▶ _The request_: In the material below, list every line carrying the string "state".

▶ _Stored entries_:
━━━━━━━━━━━━━━━━━━━━

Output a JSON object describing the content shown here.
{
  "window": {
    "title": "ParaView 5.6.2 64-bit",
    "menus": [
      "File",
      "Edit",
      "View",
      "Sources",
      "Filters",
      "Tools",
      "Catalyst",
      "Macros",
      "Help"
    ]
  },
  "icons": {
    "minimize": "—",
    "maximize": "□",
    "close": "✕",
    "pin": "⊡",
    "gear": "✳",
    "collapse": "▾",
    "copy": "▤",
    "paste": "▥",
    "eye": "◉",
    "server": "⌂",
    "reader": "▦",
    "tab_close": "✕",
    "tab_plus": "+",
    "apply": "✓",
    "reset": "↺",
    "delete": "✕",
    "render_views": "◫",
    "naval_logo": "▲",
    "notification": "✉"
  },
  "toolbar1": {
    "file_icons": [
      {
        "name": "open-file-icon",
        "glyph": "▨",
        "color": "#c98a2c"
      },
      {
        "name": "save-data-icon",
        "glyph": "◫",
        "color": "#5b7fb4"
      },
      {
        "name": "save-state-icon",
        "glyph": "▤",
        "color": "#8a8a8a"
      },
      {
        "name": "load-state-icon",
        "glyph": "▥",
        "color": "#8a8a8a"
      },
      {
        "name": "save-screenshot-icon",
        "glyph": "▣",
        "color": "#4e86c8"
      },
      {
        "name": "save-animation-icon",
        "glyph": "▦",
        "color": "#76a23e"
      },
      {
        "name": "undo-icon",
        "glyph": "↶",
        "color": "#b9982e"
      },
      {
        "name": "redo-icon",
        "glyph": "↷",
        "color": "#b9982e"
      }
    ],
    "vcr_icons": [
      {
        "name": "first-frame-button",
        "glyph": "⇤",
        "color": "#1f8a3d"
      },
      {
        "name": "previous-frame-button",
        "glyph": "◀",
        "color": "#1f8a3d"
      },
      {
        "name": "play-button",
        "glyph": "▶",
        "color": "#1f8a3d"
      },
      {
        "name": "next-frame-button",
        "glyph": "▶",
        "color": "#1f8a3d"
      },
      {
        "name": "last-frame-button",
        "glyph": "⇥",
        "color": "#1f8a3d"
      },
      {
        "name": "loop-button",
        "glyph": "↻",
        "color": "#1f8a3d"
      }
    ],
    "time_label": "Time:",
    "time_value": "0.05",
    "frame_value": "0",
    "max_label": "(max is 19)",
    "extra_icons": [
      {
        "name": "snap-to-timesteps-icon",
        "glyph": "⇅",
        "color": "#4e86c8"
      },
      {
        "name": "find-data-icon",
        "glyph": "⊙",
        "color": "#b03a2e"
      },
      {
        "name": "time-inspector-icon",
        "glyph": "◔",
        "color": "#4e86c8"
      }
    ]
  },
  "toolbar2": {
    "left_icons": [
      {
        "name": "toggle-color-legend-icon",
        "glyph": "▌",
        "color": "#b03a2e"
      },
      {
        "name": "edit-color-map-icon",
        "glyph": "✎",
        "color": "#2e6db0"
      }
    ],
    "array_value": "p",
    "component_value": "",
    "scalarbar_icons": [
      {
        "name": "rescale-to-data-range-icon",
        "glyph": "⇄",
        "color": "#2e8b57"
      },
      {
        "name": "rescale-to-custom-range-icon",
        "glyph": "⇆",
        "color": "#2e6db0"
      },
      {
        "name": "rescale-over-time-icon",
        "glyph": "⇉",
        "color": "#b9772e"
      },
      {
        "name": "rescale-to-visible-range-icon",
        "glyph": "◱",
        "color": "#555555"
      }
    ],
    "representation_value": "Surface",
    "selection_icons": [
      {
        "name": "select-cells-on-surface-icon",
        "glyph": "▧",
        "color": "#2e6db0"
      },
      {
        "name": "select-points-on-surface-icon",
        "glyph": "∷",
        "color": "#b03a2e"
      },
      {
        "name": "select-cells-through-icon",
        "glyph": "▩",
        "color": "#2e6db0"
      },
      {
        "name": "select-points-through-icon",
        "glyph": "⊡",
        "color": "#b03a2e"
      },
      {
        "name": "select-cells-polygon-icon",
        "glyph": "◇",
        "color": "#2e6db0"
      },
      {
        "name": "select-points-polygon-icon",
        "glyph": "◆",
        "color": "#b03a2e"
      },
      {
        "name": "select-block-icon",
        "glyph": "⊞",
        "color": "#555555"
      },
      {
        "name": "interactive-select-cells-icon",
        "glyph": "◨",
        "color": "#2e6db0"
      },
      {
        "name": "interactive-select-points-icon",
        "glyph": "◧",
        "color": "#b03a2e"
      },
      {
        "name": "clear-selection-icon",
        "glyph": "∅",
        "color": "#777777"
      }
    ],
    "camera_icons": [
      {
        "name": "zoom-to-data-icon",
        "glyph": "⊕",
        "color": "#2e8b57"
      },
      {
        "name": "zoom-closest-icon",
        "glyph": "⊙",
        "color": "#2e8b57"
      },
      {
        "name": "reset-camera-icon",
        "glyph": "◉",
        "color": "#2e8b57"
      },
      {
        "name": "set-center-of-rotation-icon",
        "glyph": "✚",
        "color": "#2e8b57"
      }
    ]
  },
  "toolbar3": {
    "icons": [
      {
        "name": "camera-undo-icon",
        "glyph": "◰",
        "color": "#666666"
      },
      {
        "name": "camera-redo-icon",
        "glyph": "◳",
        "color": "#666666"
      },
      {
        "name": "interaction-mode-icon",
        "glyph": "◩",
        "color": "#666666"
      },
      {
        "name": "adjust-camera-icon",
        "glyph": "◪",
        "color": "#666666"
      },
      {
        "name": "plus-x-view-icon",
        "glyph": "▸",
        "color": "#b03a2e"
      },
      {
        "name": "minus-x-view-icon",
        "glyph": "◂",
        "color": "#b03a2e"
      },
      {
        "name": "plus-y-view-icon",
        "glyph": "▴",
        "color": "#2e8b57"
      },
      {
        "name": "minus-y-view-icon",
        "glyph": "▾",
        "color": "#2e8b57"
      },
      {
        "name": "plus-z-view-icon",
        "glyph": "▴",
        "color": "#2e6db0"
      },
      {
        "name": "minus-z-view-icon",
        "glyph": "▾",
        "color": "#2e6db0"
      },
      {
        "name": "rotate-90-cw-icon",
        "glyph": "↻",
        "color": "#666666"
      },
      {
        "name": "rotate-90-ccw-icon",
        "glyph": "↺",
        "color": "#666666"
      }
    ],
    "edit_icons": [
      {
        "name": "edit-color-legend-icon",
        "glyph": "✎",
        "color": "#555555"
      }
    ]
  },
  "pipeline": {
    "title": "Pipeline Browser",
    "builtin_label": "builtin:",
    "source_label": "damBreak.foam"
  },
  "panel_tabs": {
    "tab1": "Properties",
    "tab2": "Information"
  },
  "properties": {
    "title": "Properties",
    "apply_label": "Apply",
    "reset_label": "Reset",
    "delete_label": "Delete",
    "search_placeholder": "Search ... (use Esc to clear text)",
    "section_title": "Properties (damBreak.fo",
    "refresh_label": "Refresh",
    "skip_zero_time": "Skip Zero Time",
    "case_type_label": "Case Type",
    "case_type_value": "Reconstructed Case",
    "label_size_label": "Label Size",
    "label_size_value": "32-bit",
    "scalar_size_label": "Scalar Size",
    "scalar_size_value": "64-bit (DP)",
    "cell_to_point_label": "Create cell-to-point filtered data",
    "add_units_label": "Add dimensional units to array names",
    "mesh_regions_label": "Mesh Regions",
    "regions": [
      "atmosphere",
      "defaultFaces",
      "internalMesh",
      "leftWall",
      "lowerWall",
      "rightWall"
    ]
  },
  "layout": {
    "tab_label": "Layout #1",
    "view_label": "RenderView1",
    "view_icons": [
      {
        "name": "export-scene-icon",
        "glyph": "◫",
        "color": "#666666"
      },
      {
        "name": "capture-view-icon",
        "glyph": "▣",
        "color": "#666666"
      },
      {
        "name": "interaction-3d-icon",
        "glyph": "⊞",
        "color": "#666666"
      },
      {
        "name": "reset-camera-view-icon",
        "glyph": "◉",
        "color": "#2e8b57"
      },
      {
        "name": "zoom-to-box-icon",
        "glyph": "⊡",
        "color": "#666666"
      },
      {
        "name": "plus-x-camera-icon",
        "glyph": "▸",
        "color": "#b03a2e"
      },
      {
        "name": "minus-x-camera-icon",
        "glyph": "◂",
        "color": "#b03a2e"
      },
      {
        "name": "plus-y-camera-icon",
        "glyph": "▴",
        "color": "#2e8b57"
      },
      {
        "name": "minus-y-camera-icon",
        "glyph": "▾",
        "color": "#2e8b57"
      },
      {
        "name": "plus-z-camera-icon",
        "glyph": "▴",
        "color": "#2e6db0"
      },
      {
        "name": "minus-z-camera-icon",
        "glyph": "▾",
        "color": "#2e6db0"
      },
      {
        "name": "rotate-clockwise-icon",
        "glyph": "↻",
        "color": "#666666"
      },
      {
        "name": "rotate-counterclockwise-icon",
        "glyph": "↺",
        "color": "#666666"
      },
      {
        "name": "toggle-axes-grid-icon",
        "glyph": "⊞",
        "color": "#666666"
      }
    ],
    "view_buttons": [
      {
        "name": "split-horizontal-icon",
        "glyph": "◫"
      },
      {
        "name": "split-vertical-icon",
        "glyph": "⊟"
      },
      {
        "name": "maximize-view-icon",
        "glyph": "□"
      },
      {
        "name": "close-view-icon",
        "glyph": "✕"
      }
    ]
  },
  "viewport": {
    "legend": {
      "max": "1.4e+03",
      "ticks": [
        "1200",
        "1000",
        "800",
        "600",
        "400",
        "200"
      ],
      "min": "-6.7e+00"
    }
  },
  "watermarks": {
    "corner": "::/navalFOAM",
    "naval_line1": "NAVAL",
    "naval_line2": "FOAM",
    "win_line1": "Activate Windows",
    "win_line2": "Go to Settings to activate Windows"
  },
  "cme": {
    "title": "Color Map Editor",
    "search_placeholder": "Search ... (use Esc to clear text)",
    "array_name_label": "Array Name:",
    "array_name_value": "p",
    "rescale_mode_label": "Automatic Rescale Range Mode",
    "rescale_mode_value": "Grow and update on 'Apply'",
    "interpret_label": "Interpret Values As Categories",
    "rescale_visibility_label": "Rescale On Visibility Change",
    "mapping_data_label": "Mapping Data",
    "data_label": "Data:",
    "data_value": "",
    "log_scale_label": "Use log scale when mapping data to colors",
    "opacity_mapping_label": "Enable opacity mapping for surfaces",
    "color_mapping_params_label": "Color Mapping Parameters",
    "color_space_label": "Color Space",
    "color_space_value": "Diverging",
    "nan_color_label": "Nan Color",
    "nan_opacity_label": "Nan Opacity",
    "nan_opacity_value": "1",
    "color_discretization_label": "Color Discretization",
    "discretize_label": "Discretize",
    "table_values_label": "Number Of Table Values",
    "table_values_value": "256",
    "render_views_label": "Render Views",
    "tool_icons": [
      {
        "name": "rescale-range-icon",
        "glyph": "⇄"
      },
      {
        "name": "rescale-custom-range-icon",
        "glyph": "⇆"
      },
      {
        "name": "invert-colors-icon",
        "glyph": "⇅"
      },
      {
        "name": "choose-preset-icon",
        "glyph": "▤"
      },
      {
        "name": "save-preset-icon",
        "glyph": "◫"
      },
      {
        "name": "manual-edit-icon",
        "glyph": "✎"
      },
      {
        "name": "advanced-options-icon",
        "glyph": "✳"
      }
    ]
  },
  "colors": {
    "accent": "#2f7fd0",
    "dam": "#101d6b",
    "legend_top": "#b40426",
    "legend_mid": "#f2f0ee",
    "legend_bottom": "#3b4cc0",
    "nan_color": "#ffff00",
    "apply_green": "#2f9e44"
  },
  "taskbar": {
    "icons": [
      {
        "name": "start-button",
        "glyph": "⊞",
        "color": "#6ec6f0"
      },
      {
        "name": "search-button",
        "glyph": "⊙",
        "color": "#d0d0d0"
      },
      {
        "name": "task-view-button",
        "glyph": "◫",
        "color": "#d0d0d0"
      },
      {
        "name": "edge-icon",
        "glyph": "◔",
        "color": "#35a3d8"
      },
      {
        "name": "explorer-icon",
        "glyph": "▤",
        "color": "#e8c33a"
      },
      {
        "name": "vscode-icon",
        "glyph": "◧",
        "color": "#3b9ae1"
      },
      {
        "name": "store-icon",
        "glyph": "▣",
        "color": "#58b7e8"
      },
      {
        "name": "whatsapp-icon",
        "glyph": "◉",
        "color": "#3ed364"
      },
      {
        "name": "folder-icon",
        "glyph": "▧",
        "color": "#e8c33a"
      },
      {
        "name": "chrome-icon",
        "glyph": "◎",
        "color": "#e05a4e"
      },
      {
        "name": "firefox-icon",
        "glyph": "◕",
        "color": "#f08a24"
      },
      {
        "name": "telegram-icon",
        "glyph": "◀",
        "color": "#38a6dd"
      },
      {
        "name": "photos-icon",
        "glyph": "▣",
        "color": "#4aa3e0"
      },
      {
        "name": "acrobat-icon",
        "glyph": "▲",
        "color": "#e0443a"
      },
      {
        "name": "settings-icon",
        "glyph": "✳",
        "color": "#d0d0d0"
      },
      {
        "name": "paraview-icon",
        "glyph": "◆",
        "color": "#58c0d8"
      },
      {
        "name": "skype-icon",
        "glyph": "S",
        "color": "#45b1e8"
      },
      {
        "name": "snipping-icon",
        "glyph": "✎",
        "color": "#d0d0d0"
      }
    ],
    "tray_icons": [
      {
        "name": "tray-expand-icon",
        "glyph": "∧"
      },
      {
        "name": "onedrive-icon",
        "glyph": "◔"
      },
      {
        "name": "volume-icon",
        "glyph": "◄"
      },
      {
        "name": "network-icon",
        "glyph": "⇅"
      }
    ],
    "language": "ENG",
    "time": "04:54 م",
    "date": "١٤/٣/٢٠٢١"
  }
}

━━━━━━━━━━━━━━━━━━━━

▶ _Solution_:
        "name": "save-state-icon",
        "name": "load-state-icon",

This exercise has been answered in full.